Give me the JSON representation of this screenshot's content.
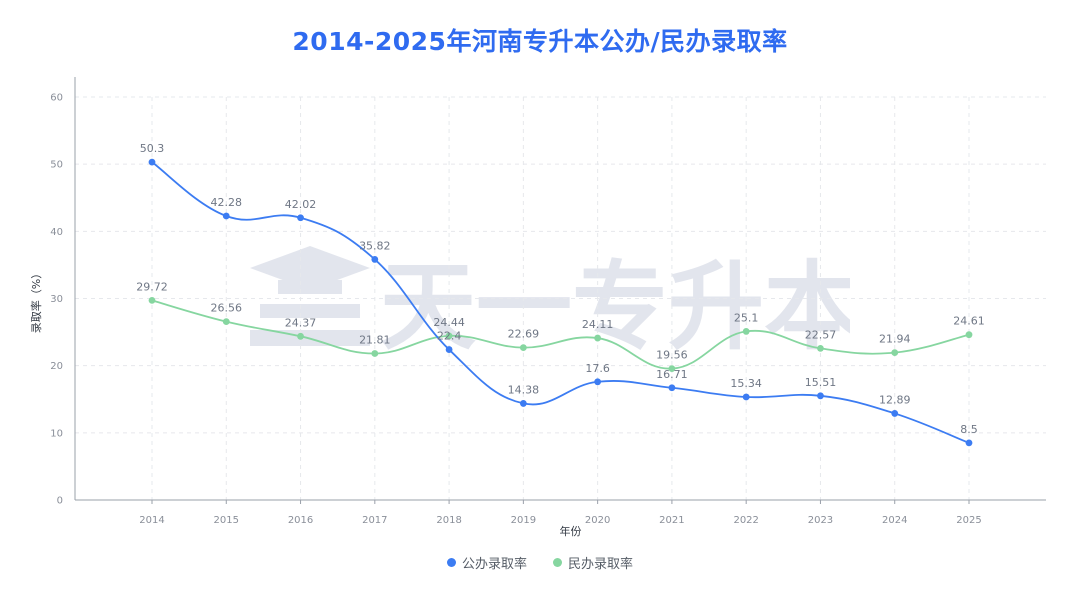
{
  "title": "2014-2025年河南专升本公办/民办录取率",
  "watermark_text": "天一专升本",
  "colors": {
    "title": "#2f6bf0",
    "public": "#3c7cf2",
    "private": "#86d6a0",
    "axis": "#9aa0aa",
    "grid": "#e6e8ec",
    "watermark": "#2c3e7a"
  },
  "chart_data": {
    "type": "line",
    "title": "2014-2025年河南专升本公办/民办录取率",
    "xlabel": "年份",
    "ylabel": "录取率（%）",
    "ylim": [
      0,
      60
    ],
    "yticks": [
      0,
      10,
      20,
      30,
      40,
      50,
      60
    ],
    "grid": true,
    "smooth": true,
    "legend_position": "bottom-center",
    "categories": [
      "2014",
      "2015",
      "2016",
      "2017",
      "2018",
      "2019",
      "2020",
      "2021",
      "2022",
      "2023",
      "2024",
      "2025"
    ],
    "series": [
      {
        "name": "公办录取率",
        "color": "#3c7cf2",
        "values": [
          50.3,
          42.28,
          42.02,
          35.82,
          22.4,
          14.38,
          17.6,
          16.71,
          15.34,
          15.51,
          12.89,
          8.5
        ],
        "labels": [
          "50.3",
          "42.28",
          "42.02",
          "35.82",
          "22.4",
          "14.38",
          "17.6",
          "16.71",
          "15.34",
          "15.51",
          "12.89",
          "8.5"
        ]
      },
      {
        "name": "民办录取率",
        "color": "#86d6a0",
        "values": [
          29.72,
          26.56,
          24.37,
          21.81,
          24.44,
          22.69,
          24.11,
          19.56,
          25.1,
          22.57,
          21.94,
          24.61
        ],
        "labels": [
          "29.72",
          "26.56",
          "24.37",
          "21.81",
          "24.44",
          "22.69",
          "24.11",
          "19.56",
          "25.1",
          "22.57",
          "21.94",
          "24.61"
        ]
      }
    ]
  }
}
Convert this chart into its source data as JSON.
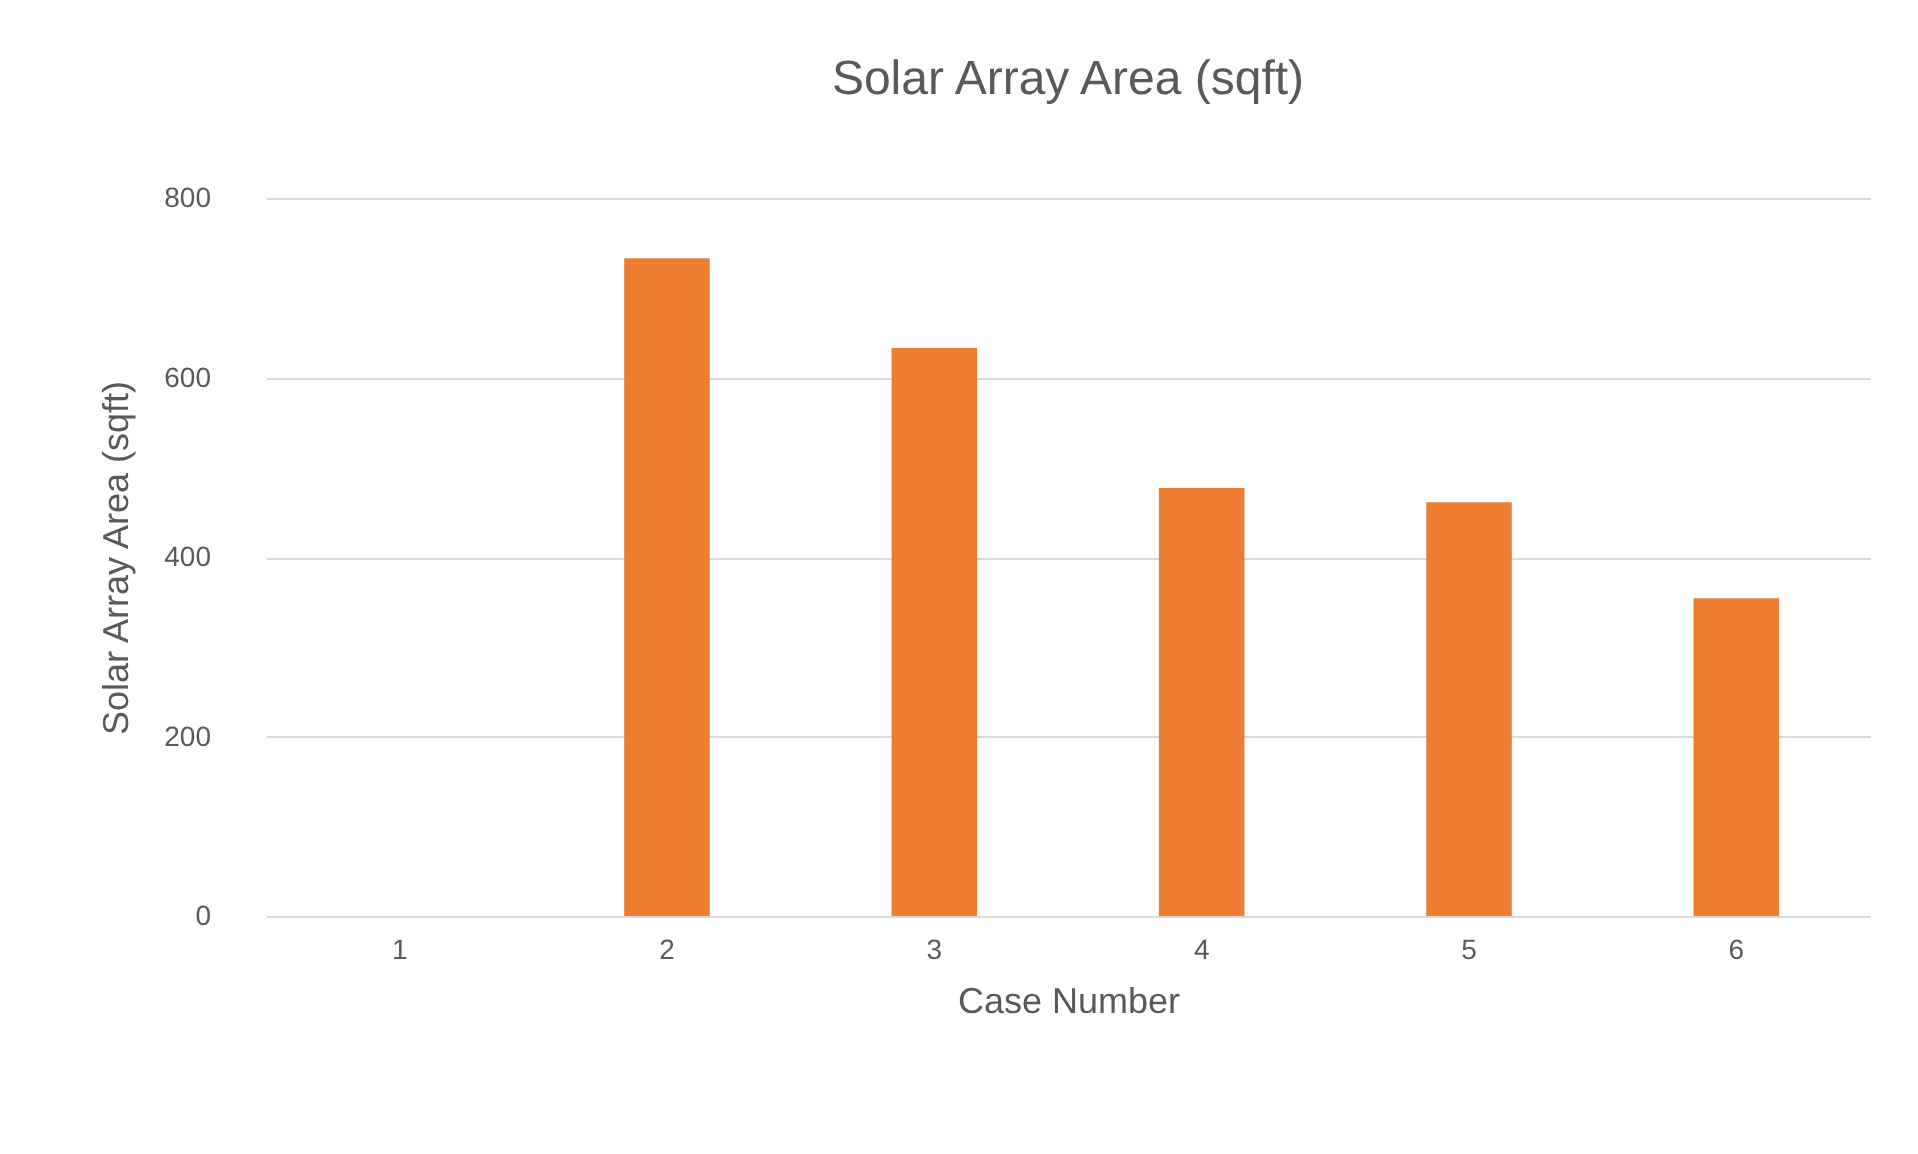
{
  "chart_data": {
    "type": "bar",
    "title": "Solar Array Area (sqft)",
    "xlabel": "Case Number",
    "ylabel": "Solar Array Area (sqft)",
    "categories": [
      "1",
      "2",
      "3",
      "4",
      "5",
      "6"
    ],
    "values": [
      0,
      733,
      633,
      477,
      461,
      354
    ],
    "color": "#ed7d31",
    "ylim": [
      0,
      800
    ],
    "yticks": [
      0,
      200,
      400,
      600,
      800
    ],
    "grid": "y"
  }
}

## Exercise instructions
Repeat the listing in full and exactly. Do not include any images.

## Response to this task
Give me the JSON representation of this screenshot's content.
{
  "title": "2014-2025年河南专升本公办/民办录取率",
  "watermark_text": "天一专升本",
  "colors": {
    "title": "#2f6bf0",
    "public": "#3c7cf2",
    "private": "#86d6a0",
    "axis": "#9aa0aa",
    "grid": "#e6e8ec",
    "watermark": "#2c3e7a"
  },
  "chart_data": {
    "type": "line",
    "title": "2014-2025年河南专升本公办/民办录取率",
    "xlabel": "年份",
    "ylabel": "录取率（%）",
    "ylim": [
      0,
      60
    ],
    "yticks": [
      0,
      10,
      20,
      30,
      40,
      50,
      60
    ],
    "grid": true,
    "smooth": true,
    "legend_position": "bottom-center",
    "categories": [
      "2014",
      "2015",
      "2016",
      "2017",
      "2018",
      "2019",
      "2020",
      "2021",
      "2022",
      "2023",
      "2024",
      "2025"
    ],
    "series": [
      {
        "name": "公办录取率",
        "color": "#3c7cf2",
        "values": [
          50.3,
          42.28,
          42.02,
          35.82,
          22.4,
          14.38,
          17.6,
          16.71,
          15.34,
          15.51,
          12.89,
          8.5
        ],
        "labels": [
          "50.3",
          "42.28",
          "42.02",
          "35.82",
          "22.4",
          "14.38",
          "17.6",
          "16.71",
          "15.34",
          "15.51",
          "12.89",
          "8.5"
        ]
      },
      {
        "name": "民办录取率",
        "color": "#86d6a0",
        "values": [
          29.72,
          26.56,
          24.37,
          21.81,
          24.44,
          22.69,
          24.11,
          19.56,
          25.1,
          22.57,
          21.94,
          24.61
        ],
        "labels": [
          "29.72",
          "26.56",
          "24.37",
          "21.81",
          "24.44",
          "22.69",
          "24.11",
          "19.56",
          "25.1",
          "22.57",
          "21.94",
          "24.61"
        ]
      }
    ]
  }
}
Convert this chart into its source data as JSON.
{
  "chart_data": {
    "type": "bar",
    "title": "Solar Array Area (sqft)",
    "xlabel": "Case Number",
    "ylabel": "Solar Array Area (sqft)",
    "categories": [
      "1",
      "2",
      "3",
      "4",
      "5",
      "6"
    ],
    "values": [
      0,
      733,
      633,
      477,
      461,
      354
    ],
    "color": "#ed7d31",
    "ylim": [
      0,
      800
    ],
    "yticks": [
      0,
      200,
      400,
      600,
      800
    ],
    "grid": "y"
  }
}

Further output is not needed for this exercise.